== Records to use ==
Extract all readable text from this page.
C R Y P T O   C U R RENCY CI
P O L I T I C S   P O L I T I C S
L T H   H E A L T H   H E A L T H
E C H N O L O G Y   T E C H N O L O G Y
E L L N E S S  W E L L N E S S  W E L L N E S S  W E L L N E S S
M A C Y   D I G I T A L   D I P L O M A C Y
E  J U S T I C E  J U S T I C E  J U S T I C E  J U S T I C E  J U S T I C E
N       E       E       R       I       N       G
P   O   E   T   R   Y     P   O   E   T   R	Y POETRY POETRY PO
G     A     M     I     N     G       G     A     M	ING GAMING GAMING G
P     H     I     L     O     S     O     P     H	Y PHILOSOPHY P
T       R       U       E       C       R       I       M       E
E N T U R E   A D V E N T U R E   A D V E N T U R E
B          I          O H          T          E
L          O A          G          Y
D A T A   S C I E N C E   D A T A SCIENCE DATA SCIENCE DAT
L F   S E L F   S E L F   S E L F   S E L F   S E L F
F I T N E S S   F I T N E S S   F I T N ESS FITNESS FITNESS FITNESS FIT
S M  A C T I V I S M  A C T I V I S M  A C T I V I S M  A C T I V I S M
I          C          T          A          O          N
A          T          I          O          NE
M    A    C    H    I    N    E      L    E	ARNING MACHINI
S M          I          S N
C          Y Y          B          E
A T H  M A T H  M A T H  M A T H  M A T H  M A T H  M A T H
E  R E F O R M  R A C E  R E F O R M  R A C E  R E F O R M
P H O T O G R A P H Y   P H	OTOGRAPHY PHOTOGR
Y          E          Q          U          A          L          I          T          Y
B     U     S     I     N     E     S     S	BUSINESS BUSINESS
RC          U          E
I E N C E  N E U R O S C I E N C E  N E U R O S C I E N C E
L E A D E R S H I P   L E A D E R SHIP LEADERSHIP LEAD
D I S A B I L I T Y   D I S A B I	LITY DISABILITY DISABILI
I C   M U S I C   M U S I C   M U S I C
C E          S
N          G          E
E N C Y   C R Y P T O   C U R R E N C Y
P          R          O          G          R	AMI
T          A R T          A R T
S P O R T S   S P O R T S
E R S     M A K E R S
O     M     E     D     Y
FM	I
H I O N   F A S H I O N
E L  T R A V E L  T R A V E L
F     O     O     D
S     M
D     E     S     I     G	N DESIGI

== Written task ==
Repeat every line of the data, exactly and in full.

== Full answer ==
Extract all readable text from this page.
C R Y P T O   C U R RENCY CI
P O L I T I C S   P O L I T I C S
L T H   H E A L T H   H E A L T H
E C H N O L O G Y   T E C H N O L O G Y
E L L N E S S  W E L L N E S S  W E L L N E S S  W E L L N E S S
M A C Y   D I G I T A L   D I P L O M A C Y
E  J U S T I C E  J U S T I C E  J U S T I C E  J U S T I C E  J U S T I C E
N       E       E       R       I       N       G
P   O   E   T   R   Y     P   O   E   T   R	Y POETRY POETRY PO
G     A     M     I     N     G       G     A     M	ING GAMING GAMING G
P     H     I     L     O     S     O     P     H	Y PHILOSOPHY P
T       R       U       E       C       R       I       M       E
E N T U R E   A D V E N T U R E   A D V E N T U R E
B          I          O H          T          E
L          O A          G          Y
D A T A   S C I E N C E   D A T A SCIENCE DATA SCIENCE DAT
L F   S E L F   S E L F   S E L F   S E L F   S E L F
F I T N E S S   F I T N E S S   F I T N ESS FITNESS FITNESS FITNESS FIT
S M  A C T I V I S M  A C T I V I S M  A C T I V I S M  A C T I V I S M
I          C          T          A          O          N
A          T          I          O          NE
M    A    C    H    I    N    E      L    E	ARNING MACHINI
S M          I          S N
C          Y Y          B          E
A T H  M A T H  M A T H  M A T H  M A T H  M A T H  M A T H
E  R E F O R M  R A C E  R E F O R M  R A C E  R E F O R M
P H O T O G R A P H Y   P H	OTOGRAPHY PHOTOGR
Y          E          Q          U          A          L          I          T          Y
B     U     S     I     N     E     S     S	BUSINESS BUSINESS
RC          U          E
I E N C E  N E U R O S C I E N C E  N E U R O S C I E N C E
L E A D E R S H I P   L E A D E R SHIP LEADERSHIP LEAD
D I S A B I L I T Y   D I S A B I	LITY DISABILITY DISABILI
I C   M U S I C   M U S I C   M U S I C
C E          S
N          G          E
E N C Y   C R Y P T O   C U R R E N C Y
P          R          O          G          R	AMI
T          A R T          A R T
S P O R T S   S P O R T S
E R S     M A K E R S
O     M     E     D     Y
FM	I
H I O N   F A S H I O N
E L  T R A V E L  T R A V E L
F     O     O     D
S     M
D     E     S     I     G	N DESIGI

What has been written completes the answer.